Go through the listing and copy every line word for word.
# Start of PROVIDED RECORDS
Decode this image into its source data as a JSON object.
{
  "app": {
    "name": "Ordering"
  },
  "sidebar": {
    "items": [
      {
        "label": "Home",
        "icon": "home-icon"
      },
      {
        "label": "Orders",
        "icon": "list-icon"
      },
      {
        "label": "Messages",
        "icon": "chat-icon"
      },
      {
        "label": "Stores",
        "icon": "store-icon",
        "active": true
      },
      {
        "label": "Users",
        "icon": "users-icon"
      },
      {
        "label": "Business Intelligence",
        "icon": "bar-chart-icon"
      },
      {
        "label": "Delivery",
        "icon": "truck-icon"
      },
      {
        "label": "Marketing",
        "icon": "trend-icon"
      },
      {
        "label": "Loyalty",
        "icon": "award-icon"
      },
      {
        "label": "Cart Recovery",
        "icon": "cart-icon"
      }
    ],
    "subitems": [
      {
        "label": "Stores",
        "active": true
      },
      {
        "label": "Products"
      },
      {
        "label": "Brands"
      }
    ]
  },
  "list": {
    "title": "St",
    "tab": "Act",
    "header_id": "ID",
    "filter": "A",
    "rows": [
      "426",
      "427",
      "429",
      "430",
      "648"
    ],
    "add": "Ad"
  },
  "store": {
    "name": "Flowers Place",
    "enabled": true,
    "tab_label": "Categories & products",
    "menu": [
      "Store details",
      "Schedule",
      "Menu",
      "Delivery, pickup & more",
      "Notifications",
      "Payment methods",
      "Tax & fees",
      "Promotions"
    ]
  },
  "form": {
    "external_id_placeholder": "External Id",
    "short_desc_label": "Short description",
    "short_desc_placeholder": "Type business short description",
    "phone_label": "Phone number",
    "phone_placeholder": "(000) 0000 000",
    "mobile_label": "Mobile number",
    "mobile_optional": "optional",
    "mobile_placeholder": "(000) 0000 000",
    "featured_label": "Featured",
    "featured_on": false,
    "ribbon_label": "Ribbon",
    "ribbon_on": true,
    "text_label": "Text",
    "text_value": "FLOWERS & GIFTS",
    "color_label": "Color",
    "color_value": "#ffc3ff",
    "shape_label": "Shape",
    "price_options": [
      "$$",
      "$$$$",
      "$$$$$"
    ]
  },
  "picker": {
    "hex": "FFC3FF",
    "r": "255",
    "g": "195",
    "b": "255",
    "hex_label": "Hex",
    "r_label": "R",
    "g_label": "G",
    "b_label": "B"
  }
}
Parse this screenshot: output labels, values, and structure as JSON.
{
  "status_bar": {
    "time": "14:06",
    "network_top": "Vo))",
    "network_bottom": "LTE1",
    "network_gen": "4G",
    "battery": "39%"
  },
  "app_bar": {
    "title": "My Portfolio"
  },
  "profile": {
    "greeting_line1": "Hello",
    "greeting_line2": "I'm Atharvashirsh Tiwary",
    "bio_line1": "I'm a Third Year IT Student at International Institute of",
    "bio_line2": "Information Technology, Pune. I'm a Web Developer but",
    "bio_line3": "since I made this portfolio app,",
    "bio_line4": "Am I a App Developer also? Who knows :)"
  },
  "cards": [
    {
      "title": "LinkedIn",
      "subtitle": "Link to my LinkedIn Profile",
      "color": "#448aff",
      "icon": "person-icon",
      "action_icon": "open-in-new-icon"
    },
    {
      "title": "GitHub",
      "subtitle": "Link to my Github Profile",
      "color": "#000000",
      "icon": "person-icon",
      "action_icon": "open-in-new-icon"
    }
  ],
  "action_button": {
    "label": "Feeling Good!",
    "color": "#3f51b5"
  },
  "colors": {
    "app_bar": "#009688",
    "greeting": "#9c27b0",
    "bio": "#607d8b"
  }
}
# End of PROVIDED RECORDS
EXERCISE RESPONSE:
Decode this image into its source data as a JSON object.
{
  "app": {
    "name": "Ordering"
  },
  "sidebar": {
    "items": [
      {
        "label": "Home",
        "icon": "home-icon"
      },
      {
        "label": "Orders",
        "icon": "list-icon"
      },
      {
        "label": "Messages",
        "icon": "chat-icon"
      },
      {
        "label": "Stores",
        "icon": "store-icon",
        "active": true
      },
      {
        "label": "Users",
        "icon": "users-icon"
      },
      {
        "label": "Business Intelligence",
        "icon": "bar-chart-icon"
      },
      {
        "label": "Delivery",
        "icon": "truck-icon"
      },
      {
        "label": "Marketing",
        "icon": "trend-icon"
      },
      {
        "label": "Loyalty",
        "icon": "award-icon"
      },
      {
        "label": "Cart Recovery",
        "icon": "cart-icon"
      }
    ],
    "subitems": [
      {
        "label": "Stores",
        "active": true
      },
      {
        "label": "Products"
      },
      {
        "label": "Brands"
      }
    ]
  },
  "list": {
    "title": "St",
    "tab": "Act",
    "header_id": "ID",
    "filter": "A",
    "rows": [
      "426",
      "427",
      "429",
      "430",
      "648"
    ],
    "add": "Ad"
  },
  "store": {
    "name": "Flowers Place",
    "enabled": true,
    "tab_label": "Categories & products",
    "menu": [
      "Store details",
      "Schedule",
      "Menu",
      "Delivery, pickup & more",
      "Notifications",
      "Payment methods",
      "Tax & fees",
      "Promotions"
    ]
  },
  "form": {
    "external_id_placeholder": "External Id",
    "short_desc_label": "Short description",
    "short_desc_placeholder": "Type business short description",
    "phone_label": "Phone number",
    "phone_placeholder": "(000) 0000 000",
    "mobile_label": "Mobile number",
    "mobile_optional": "optional",
    "mobile_placeholder": "(000) 0000 000",
    "featured_label": "Featured",
    "featured_on": false,
    "ribbon_label": "Ribbon",
    "ribbon_on": true,
    "text_label": "Text",
    "text_value": "FLOWERS & GIFTS",
    "color_label": "Color",
    "color_value": "#ffc3ff",
    "shape_label": "Shape",
    "price_options": [
      "$$",
      "$$$$",
      "$$$$$"
    ]
  },
  "picker": {
    "hex": "FFC3FF",
    "r": "255",
    "g": "195",
    "b": "255",
    "hex_label": "Hex",
    "r_label": "R",
    "g_label": "G",
    "b_label": "B"
  }
}
Parse this screenshot: output labels, values, and structure as JSON.
{
  "status_bar": {
    "time": "14:06",
    "network_top": "Vo))",
    "network_bottom": "LTE1",
    "network_gen": "4G",
    "battery": "39%"
  },
  "app_bar": {
    "title": "My Portfolio"
  },
  "profile": {
    "greeting_line1": "Hello",
    "greeting_line2": "I'm Atharvashirsh Tiwary",
    "bio_line1": "I'm a Third Year IT Student at International Institute of",
    "bio_line2": "Information Technology, Pune. I'm a Web Developer but",
    "bio_line3": "since I made this portfolio app,",
    "bio_line4": "Am I a App Developer also? Who knows :)"
  },
  "cards": [
    {
      "title": "LinkedIn",
      "subtitle": "Link to my LinkedIn Profile",
      "color": "#448aff",
      "icon": "person-icon",
      "action_icon": "open-in-new-icon"
    },
    {
      "title": "GitHub",
      "subtitle": "Link to my Github Profile",
      "color": "#000000",
      "icon": "person-icon",
      "action_icon": "open-in-new-icon"
    }
  ],
  "action_button": {
    "label": "Feeling Good!",
    "color": "#3f51b5"
  },
  "colors": {
    "app_bar": "#009688",
    "greeting": "#9c27b0",
    "bio": "#607d8b"
  }
}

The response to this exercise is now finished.